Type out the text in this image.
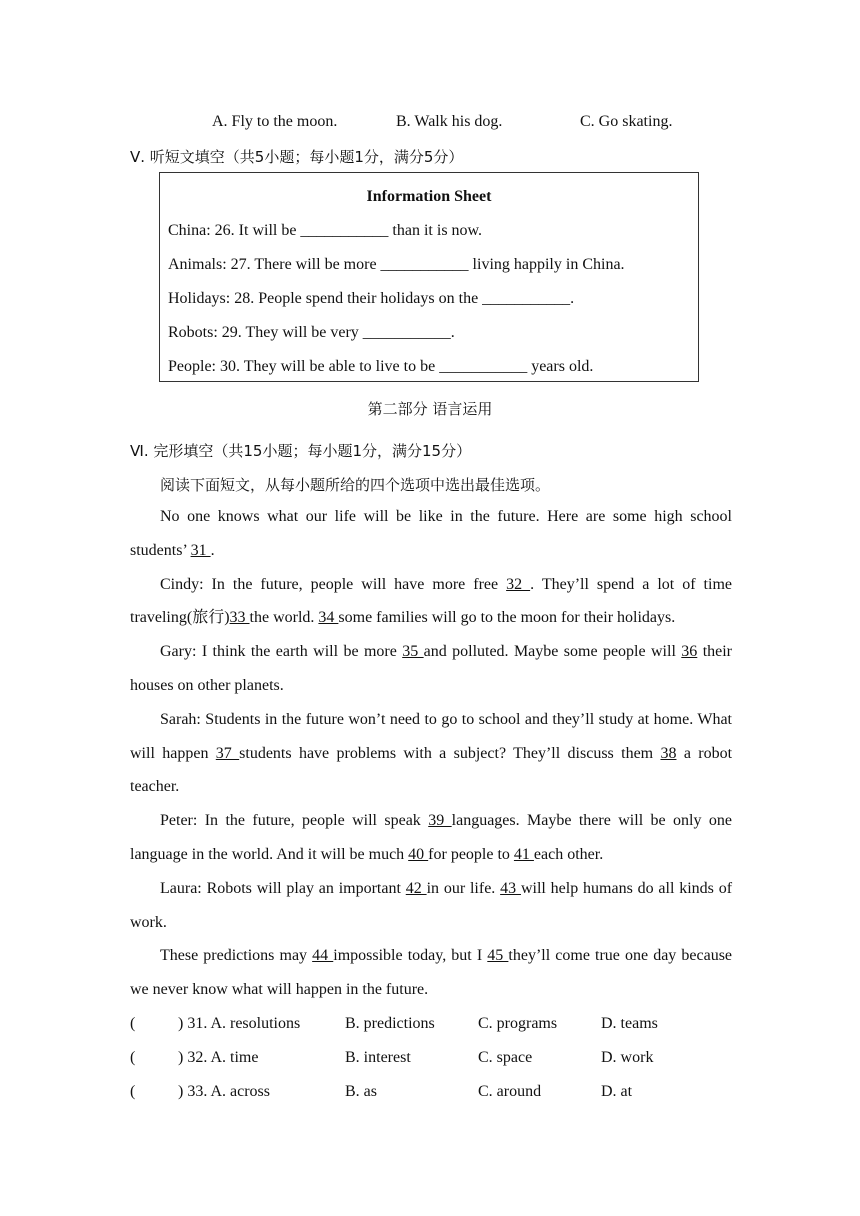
A. Fly to the moon.	B. Walk his dog.	C. Go skating.
Ⅴ. 听短文填空（共5小题；每小题1分，满分5分）
Information Sheet
China: 26. It will be ___________ than it is now.
Animals: 27. There will be more ___________ living happily in China.
Holidays: 28. People spend their holidays on the ___________.
Robots: 29. They will be very ___________.
People: 30. They will be able to live to be ___________ years old.
第二部分 语言运用
Ⅵ. 完形填空（共15小题；每小题1分，满分15分）
阅读下面短文，从每小题所给的四个选项中选出最佳选项。

No one knows what our life will be like in the future. Here are some high school students’ 31 .

Cindy: In the future, people will have more free 32 . They’ll spend a lot of time traveling(旅行)33 the world. 34 some families will go to the moon for their holidays.

Gary: I think the earth will be more 35 and polluted. Maybe some people will 36 their houses on other planets.

Sarah: Students in the future won’t need to go to school and they’ll study at home. What will happen 37 students have problems with a subject? They’ll discuss them 38 a robot teacher.

Peter: In the future, people will speak 39 languages. Maybe there will be only one language in the world. And it will be much 40 for people to 41 each other.

Laura: Robots will play an important 42 in our life. 43 will help humans do all kinds of work.

These predictions may 44 impossible today, but I 45 they’ll come true one day because we never know what will happen in the future.

(	) 31. A. resolutions	B. predictions	C. programs	D. teams
(	) 32. A. time	B. interest	C. space	D. work
(	) 33. A. across	B. as	C. around	D. at
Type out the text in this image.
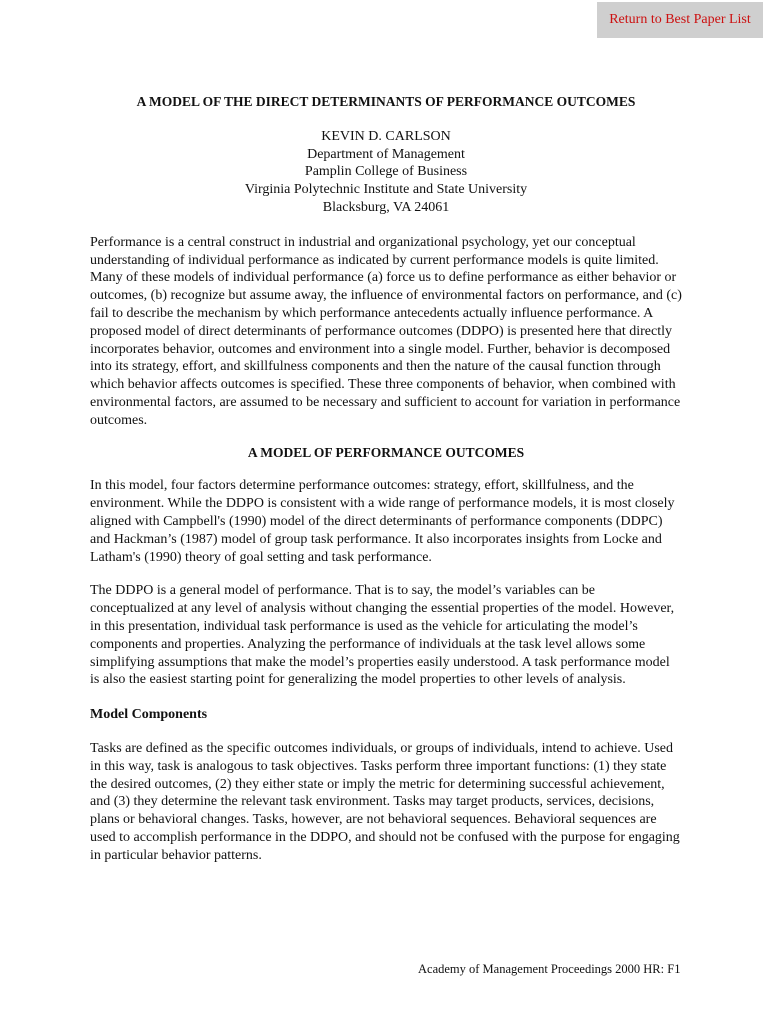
Return to Best Paper List
A MODEL OF THE DIRECT DETERMINANTS OF PERFORMANCE OUTCOMES
KEVIN D. CARLSON
Department of Management
Pamplin College of Business
Virginia Polytechnic Institute and State University
Blacksburg, VA 24061

Performance is a central construct in industrial and organizational psychology, yet our conceptual understanding of individual performance as indicated by current performance models is quite limited. Many of these models of individual performance (a) force us to define performance as either behavior or outcomes, (b) recognize but assume away, the influence of environmental factors on performance, and (c) fail to describe the mechanism by which performance antecedents actually influence performance. A proposed model of direct determinants of performance outcomes (DDPO) is presented here that directly incorporates behavior, outcomes and environment into a single model. Further, behavior is decomposed into its strategy, effort, and skillfulness components and then the nature of the causal function through which behavior affects outcomes is specified. These three components of behavior, when combined with environmental factors, are assumed to be necessary and sufficient to account for variation in performance outcomes.

A MODEL OF PERFORMANCE OUTCOMES

In this model, four factors determine performance outcomes: strategy, effort, skillfulness, and the environment. While the DDPO is consistent with a wide range of performance models, it is most closely aligned with Campbell's (1990) model of the direct determinants of performance components (DDPC) and Hackman’s (1987) model of group task performance. It also incorporates insights from Locke and Latham's (1990) theory of goal setting and task performance.

The DDPO is a general model of performance. That is to say, the model’s variables can be conceptualized at any level of analysis without changing the essential properties of the model. However, in this presentation, individual task performance is used as the vehicle for articulating the model’s components and properties. Analyzing the performance of individuals at the task level allows some simplifying assumptions that make the model’s properties easily understood. A task performance model is also the easiest starting point for generalizing the model properties to other levels of analysis.

Model Components

Tasks are defined as the specific outcomes individuals, or groups of individuals, intend to achieve. Used in this way, task is analogous to task objectives. Tasks perform three important functions: (1) they state the desired outcomes, (2) they either state or imply the metric for determining successful achievement, and (3) they determine the relevant task environment. Tasks may target products, services, decisions, plans or behavioral changes. Tasks, however, are not behavioral sequences. Behavioral sequences are used to accomplish performance in the DDPO, and should not be confused with the purpose for engaging in particular behavior patterns.

Academy of Management Proceedings 2000 HR: F1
# # # # # # #
EXERCISE GOAL: In the records above, collect each line with "China".

THE REPLY:
China: 26. It will be ___________ than it is now.
Animals: 27. There will be more ___________ living happily in China.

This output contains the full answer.